> Do this:
Each line below either holds the string "Trần" or doesn't. Count those that do and give only the number.

^^^^^^^^^^^^^^^^

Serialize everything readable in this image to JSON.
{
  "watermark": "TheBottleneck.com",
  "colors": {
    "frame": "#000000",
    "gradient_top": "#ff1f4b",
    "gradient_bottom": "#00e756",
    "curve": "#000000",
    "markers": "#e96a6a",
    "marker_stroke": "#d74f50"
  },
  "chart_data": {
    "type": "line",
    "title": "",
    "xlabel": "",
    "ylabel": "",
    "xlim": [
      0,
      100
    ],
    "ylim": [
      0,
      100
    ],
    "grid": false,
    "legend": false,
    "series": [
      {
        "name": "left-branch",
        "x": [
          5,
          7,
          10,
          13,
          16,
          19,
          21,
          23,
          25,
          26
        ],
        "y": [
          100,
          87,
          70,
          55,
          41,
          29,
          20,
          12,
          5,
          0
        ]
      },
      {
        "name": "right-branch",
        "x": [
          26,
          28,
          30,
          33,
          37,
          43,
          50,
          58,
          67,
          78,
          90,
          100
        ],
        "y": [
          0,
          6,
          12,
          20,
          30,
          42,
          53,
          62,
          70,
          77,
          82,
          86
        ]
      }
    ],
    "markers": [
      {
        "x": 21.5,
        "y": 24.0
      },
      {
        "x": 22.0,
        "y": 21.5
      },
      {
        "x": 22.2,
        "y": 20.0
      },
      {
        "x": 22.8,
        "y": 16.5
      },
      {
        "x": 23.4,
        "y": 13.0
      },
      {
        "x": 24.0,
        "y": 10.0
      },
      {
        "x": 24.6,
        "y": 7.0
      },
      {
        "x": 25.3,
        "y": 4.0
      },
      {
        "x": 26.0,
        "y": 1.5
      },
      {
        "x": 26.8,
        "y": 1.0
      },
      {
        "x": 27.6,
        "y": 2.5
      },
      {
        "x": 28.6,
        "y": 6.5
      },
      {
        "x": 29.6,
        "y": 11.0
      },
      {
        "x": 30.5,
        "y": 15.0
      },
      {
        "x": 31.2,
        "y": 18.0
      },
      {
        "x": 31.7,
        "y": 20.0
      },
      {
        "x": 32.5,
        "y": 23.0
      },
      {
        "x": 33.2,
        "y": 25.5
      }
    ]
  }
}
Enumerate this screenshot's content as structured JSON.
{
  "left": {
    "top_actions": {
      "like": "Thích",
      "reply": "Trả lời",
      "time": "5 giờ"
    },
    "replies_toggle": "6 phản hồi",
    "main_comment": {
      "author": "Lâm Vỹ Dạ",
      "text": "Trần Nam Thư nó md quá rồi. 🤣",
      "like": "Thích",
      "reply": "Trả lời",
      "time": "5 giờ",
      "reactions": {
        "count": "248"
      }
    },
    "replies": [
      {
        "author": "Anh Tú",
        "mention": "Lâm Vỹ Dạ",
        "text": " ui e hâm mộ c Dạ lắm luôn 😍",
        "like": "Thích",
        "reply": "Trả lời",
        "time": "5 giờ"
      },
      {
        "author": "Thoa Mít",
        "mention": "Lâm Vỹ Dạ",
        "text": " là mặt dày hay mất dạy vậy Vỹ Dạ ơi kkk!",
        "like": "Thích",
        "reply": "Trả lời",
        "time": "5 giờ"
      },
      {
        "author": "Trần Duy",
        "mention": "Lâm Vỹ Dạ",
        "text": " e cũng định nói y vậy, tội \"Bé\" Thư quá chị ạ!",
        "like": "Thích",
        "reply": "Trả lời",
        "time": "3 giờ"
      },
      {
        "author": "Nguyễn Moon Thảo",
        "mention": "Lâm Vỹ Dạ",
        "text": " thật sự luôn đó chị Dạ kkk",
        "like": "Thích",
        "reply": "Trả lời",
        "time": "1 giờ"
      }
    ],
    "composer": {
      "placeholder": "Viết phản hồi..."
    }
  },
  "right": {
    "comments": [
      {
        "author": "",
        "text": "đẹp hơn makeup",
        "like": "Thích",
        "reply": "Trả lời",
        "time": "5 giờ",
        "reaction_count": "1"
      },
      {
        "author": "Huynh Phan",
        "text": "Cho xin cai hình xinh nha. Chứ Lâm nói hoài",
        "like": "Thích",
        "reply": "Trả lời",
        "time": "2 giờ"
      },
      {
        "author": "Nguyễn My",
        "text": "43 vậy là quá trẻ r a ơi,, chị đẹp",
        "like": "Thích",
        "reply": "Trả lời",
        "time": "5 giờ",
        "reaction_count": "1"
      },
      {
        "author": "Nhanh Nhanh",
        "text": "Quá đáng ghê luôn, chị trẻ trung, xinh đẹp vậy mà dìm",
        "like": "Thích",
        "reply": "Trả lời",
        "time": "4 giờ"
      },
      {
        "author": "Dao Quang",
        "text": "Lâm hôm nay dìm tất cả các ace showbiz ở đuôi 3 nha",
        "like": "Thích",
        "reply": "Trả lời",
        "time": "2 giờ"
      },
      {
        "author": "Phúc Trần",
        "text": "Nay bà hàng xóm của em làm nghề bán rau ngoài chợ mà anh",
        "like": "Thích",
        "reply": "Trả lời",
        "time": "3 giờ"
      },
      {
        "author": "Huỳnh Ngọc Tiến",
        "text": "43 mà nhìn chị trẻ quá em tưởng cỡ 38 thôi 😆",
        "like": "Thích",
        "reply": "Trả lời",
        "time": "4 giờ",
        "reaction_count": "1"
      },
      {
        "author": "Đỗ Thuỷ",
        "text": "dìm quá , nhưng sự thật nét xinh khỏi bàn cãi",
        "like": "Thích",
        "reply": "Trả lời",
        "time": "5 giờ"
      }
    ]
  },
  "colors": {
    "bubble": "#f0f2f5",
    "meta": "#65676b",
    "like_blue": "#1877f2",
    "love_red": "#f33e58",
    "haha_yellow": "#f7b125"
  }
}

^^^^^^^^^^^^^^^^

> Reply:
3